Problem requirements | Examine the entries below, count the lines holding the string "avatar", and respond with the number only.

### Dataset

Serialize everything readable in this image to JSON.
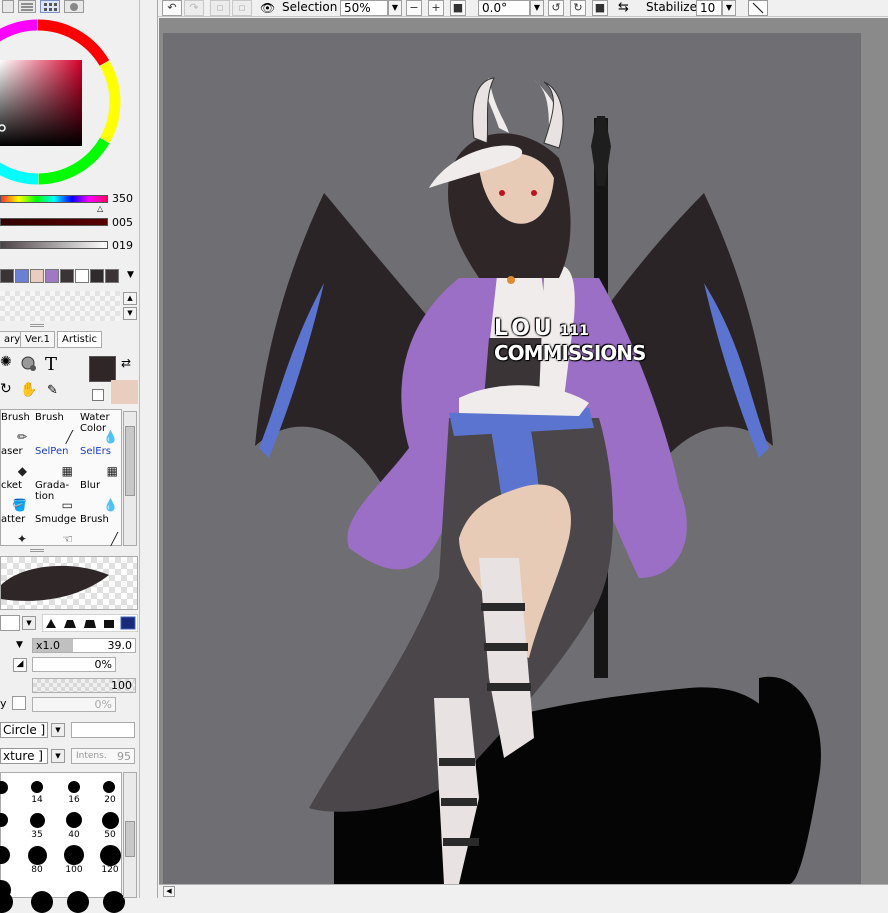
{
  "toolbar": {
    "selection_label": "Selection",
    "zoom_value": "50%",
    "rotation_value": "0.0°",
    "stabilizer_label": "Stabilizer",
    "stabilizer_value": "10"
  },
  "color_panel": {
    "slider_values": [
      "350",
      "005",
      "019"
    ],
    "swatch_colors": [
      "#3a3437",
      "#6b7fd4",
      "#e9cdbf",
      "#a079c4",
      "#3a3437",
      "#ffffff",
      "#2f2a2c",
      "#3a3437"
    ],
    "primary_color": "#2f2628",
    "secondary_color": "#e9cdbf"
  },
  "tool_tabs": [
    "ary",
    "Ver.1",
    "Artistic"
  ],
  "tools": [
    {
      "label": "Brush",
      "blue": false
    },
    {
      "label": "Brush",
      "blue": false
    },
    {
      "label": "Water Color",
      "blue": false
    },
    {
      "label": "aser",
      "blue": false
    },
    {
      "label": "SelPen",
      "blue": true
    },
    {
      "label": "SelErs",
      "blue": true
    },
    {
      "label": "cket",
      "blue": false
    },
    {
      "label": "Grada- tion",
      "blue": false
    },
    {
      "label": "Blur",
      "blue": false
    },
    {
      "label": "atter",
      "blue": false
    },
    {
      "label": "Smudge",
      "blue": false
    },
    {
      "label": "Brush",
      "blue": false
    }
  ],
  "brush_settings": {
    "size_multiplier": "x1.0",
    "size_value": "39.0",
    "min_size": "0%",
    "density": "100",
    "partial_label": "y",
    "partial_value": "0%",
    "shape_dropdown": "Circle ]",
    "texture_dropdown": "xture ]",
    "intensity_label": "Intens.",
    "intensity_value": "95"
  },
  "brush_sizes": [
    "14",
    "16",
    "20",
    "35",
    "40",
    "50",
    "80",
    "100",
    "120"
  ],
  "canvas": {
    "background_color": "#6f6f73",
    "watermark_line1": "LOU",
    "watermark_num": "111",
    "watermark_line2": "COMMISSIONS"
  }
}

######
### Dataset

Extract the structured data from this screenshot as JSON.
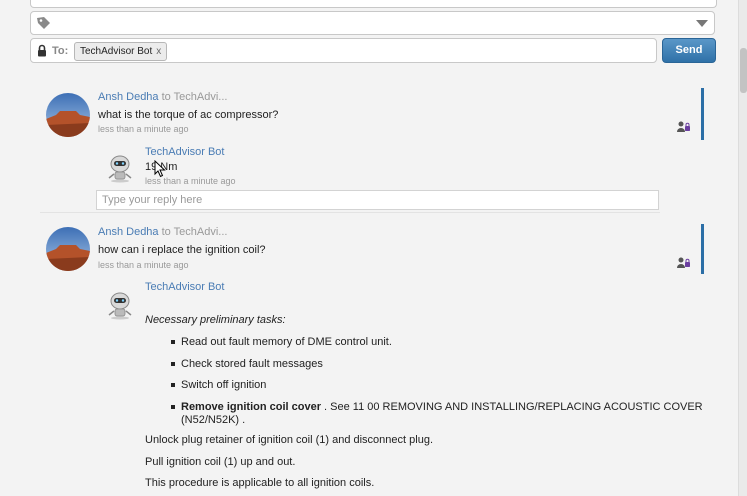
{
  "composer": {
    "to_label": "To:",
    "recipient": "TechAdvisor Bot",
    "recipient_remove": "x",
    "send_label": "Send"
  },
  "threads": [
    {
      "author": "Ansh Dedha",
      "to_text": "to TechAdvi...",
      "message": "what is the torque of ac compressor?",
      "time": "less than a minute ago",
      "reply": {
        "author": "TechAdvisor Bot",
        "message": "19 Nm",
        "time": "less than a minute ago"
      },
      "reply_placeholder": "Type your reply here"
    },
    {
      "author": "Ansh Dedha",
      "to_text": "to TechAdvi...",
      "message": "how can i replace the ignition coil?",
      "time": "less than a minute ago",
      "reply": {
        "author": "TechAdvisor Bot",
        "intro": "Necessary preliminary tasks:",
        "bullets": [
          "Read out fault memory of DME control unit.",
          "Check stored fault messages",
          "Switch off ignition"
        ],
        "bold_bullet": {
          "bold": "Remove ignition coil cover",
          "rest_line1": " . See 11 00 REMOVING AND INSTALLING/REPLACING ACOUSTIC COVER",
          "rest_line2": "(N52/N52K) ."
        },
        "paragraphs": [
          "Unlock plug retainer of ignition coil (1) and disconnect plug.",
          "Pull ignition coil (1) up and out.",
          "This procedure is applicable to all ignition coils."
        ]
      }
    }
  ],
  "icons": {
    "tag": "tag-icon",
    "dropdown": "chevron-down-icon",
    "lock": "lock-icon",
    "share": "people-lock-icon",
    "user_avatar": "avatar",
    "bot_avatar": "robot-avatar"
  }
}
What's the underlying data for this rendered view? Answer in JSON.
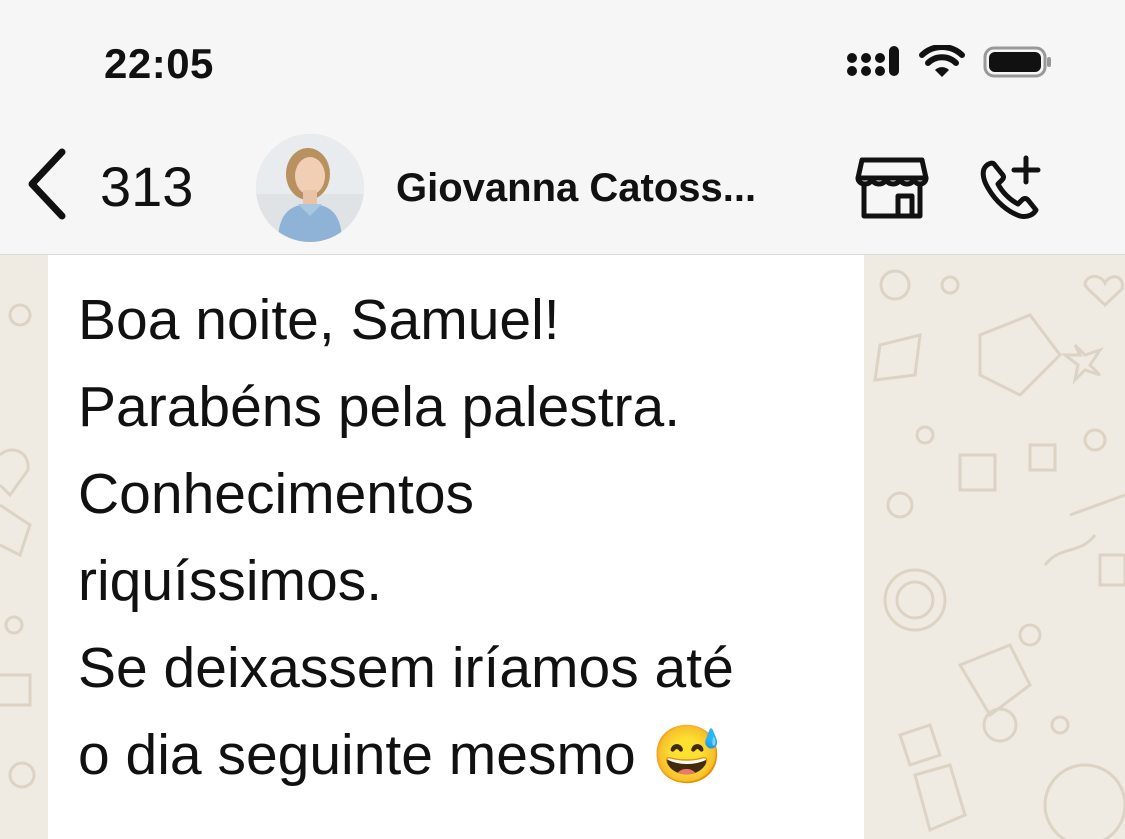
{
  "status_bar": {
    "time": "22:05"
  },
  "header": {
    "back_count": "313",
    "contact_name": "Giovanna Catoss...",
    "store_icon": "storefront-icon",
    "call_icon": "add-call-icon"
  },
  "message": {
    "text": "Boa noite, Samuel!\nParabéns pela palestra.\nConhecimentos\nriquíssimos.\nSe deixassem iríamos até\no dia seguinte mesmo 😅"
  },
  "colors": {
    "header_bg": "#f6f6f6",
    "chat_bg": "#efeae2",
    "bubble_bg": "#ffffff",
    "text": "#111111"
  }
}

######
### Dataset

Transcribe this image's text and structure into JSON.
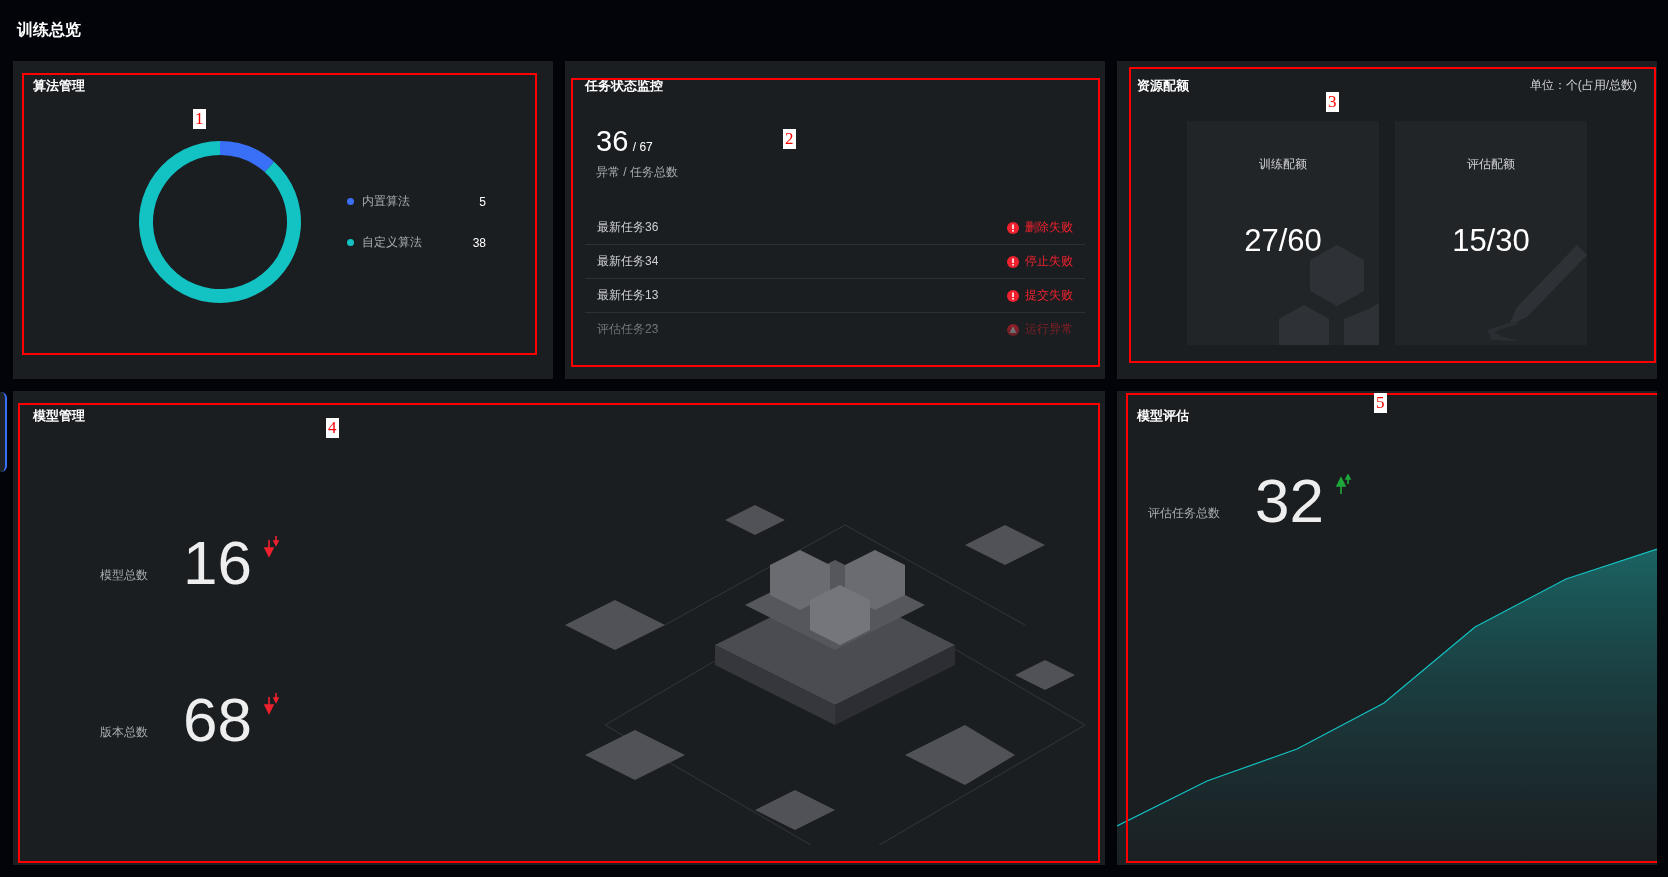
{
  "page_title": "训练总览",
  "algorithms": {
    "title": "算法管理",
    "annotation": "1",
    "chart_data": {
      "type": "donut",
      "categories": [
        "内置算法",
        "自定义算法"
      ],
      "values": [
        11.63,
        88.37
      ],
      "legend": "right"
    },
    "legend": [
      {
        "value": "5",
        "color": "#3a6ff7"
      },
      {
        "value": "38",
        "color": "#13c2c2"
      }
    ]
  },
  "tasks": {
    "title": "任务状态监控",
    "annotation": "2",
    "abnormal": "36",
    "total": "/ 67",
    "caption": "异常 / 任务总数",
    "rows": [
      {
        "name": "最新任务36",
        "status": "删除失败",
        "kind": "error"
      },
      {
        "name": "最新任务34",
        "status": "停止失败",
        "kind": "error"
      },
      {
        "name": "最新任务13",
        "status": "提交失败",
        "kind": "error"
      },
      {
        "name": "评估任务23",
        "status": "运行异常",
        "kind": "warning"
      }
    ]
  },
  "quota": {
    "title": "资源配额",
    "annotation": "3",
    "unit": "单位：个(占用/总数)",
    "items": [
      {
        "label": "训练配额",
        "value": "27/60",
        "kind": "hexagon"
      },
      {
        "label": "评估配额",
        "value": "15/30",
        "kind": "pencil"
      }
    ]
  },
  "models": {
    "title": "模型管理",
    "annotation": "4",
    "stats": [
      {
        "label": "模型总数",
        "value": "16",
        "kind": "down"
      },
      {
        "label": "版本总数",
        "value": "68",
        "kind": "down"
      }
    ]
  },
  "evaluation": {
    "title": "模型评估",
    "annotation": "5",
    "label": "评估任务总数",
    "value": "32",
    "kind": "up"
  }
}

######

Solution | 2